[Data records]
-- -- --

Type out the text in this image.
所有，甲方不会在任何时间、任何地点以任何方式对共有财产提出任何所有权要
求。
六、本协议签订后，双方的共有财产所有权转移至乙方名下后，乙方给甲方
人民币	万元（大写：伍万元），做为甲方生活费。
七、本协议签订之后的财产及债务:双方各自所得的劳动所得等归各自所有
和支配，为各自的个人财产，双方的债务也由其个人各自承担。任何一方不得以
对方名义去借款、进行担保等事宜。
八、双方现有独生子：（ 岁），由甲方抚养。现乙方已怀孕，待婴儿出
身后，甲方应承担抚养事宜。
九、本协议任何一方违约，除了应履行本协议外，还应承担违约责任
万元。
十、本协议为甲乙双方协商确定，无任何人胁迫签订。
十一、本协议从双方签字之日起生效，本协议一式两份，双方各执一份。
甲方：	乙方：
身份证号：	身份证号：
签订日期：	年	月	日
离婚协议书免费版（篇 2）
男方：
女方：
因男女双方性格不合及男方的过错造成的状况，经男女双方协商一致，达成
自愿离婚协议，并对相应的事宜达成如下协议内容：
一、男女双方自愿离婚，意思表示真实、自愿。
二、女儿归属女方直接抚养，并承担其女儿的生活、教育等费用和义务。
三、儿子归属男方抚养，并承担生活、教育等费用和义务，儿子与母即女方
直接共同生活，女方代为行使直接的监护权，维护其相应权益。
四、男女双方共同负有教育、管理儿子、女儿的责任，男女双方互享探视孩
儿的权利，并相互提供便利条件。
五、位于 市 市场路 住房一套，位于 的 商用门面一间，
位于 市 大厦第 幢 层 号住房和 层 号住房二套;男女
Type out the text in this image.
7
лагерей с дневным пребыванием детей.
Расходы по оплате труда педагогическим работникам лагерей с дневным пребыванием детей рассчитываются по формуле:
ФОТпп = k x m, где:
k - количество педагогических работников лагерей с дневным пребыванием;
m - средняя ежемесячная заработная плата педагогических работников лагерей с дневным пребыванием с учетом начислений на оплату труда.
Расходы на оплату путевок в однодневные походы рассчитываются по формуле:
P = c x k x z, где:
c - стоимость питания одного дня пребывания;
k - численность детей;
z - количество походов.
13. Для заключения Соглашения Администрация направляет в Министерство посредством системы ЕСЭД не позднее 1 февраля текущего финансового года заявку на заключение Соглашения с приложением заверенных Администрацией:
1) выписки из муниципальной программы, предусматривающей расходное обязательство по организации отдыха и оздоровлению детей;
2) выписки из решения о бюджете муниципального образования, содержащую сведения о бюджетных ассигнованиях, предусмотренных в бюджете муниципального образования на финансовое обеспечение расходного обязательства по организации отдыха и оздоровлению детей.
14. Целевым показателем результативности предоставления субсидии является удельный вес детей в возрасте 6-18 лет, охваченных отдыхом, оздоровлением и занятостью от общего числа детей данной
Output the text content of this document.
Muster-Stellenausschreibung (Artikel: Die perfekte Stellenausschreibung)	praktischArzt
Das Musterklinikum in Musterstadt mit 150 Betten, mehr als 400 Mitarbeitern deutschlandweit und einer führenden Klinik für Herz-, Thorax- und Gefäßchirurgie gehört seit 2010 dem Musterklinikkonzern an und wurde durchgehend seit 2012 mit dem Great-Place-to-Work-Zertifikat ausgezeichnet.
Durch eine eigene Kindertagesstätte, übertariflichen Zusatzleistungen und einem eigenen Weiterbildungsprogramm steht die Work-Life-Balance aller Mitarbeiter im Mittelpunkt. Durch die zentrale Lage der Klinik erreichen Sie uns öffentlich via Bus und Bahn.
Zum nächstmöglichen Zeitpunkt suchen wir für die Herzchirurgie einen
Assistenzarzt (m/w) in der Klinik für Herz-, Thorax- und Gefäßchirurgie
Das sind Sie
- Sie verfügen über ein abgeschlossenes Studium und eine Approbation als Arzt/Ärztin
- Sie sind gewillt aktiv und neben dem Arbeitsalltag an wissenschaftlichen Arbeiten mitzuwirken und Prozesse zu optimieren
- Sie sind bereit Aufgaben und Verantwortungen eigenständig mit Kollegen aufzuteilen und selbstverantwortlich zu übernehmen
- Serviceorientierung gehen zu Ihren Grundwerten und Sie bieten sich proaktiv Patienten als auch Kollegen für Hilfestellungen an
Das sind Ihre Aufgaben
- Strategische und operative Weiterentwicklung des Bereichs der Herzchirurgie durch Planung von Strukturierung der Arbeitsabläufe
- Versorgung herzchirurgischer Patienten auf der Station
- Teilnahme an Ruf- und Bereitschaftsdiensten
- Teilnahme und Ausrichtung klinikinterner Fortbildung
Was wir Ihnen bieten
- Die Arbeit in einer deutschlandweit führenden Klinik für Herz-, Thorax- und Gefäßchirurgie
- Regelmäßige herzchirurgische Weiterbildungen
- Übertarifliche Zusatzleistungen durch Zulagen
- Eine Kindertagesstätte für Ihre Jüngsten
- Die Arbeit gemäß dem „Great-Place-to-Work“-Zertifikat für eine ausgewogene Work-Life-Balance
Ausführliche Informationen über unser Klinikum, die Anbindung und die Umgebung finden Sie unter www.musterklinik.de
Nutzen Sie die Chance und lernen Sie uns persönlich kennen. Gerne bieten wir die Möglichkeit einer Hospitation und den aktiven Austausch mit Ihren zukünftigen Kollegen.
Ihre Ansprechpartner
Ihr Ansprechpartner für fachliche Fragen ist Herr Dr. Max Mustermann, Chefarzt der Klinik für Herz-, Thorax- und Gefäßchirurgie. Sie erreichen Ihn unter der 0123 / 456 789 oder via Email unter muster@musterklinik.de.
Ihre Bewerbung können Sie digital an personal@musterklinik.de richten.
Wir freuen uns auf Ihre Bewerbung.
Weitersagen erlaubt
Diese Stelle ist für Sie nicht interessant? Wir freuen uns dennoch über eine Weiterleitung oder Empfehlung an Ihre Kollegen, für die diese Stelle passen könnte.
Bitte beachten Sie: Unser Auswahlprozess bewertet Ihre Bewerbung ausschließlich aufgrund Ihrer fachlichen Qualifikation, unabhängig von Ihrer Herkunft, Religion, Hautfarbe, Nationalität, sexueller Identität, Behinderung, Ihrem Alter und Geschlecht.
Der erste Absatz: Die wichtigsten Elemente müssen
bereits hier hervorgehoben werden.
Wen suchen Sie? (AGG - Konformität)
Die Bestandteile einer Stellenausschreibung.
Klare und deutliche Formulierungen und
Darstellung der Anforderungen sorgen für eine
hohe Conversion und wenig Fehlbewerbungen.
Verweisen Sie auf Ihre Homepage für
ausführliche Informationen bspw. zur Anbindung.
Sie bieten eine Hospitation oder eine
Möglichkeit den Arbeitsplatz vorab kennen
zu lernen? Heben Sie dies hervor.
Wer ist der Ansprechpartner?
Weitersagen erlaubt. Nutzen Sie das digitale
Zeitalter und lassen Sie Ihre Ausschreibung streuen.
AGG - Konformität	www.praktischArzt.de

-- -- --

- _Your objective_: Find every line in the listing that holds the string "Konformität", then say how many there are as a bare number.

- _Exercise response_: 2